# Request
Transcribe every line exactly. Leave the pictures behind.

# Material supplied
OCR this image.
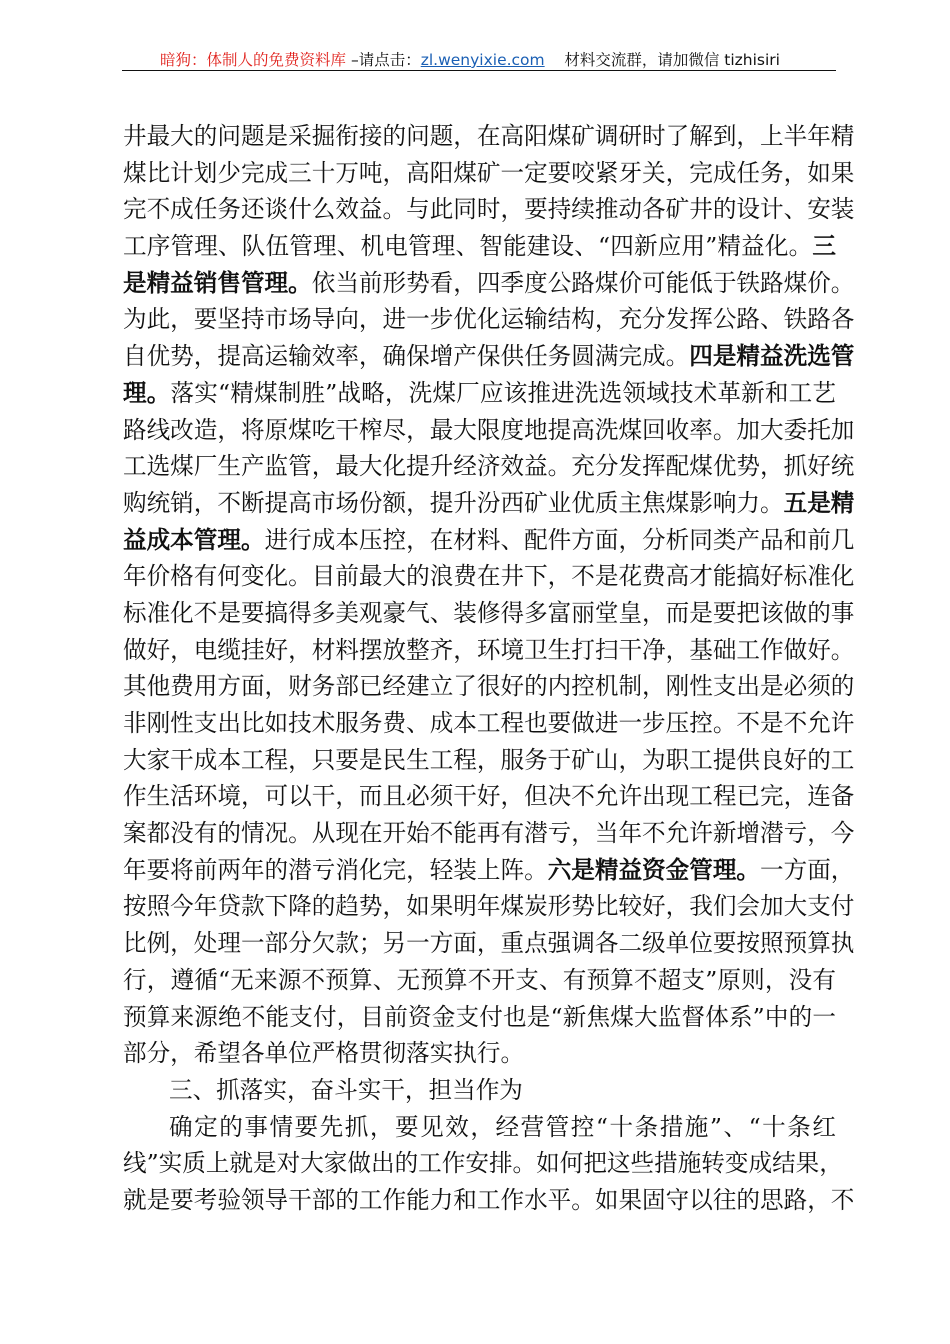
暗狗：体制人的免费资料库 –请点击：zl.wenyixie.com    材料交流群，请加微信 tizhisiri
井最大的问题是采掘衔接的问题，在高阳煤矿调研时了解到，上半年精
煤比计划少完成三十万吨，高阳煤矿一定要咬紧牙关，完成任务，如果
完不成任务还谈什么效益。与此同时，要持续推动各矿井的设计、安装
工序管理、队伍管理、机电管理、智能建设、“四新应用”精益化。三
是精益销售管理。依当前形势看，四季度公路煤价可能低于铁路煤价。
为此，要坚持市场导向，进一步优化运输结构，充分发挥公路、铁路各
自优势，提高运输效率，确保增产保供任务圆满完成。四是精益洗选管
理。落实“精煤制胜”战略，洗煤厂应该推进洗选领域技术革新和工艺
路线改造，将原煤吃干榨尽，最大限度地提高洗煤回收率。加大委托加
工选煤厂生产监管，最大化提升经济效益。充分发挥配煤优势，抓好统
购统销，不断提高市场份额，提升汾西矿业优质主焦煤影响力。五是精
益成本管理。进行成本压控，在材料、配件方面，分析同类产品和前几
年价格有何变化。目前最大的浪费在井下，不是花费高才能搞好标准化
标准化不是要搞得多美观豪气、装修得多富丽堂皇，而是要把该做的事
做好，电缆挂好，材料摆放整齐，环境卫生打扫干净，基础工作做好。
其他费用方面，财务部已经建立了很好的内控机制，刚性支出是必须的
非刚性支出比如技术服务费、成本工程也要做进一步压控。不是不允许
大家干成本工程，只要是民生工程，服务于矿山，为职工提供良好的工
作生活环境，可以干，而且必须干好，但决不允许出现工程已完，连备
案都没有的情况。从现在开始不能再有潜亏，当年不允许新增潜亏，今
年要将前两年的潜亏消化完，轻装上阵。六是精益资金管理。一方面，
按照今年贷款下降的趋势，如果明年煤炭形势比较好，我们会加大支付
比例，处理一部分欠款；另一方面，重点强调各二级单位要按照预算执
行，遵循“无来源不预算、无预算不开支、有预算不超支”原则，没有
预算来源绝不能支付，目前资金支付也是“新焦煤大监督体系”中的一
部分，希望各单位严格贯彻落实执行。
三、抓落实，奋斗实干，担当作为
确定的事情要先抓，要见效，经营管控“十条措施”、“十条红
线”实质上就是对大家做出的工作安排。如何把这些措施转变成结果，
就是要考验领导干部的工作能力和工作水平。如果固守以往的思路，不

# The result
OCR this image.
暗狗：体制人的免费资料库 –请点击：zl.wenyixie.com    材料交流群，请加微信 tizhisiri
井最大的问题是采掘衔接的问题，在高阳煤矿调研时了解到，上半年精
煤比计划少完成三十万吨，高阳煤矿一定要咬紧牙关，完成任务，如果
完不成任务还谈什么效益。与此同时，要持续推动各矿井的设计、安装
工序管理、队伍管理、机电管理、智能建设、“四新应用”精益化。三
是精益销售管理。依当前形势看，四季度公路煤价可能低于铁路煤价。
为此，要坚持市场导向，进一步优化运输结构，充分发挥公路、铁路各
自优势，提高运输效率，确保增产保供任务圆满完成。四是精益洗选管
理。落实“精煤制胜”战略，洗煤厂应该推进洗选领域技术革新和工艺
路线改造，将原煤吃干榨尽，最大限度地提高洗煤回收率。加大委托加
工选煤厂生产监管，最大化提升经济效益。充分发挥配煤优势，抓好统
购统销，不断提高市场份额，提升汾西矿业优质主焦煤影响力。五是精
益成本管理。进行成本压控，在材料、配件方面，分析同类产品和前几
年价格有何变化。目前最大的浪费在井下，不是花费高才能搞好标准化
标准化不是要搞得多美观豪气、装修得多富丽堂皇，而是要把该做的事
做好，电缆挂好，材料摆放整齐，环境卫生打扫干净，基础工作做好。
其他费用方面，财务部已经建立了很好的内控机制，刚性支出是必须的
非刚性支出比如技术服务费、成本工程也要做进一步压控。不是不允许
大家干成本工程，只要是民生工程，服务于矿山，为职工提供良好的工
作生活环境，可以干，而且必须干好，但决不允许出现工程已完，连备
案都没有的情况。从现在开始不能再有潜亏，当年不允许新增潜亏，今
年要将前两年的潜亏消化完，轻装上阵。六是精益资金管理。一方面，
按照今年贷款下降的趋势，如果明年煤炭形势比较好，我们会加大支付
比例，处理一部分欠款；另一方面，重点强调各二级单位要按照预算执
行，遵循“无来源不预算、无预算不开支、有预算不超支”原则，没有
预算来源绝不能支付，目前资金支付也是“新焦煤大监督体系”中的一
部分，希望各单位严格贯彻落实执行。
三、抓落实，奋斗实干，担当作为
确定的事情要先抓，要见效，经营管控“十条措施”、“十条红
线”实质上就是对大家做出的工作安排。如何把这些措施转变成结果，
就是要考验领导干部的工作能力和工作水平。如果固守以往的思路，不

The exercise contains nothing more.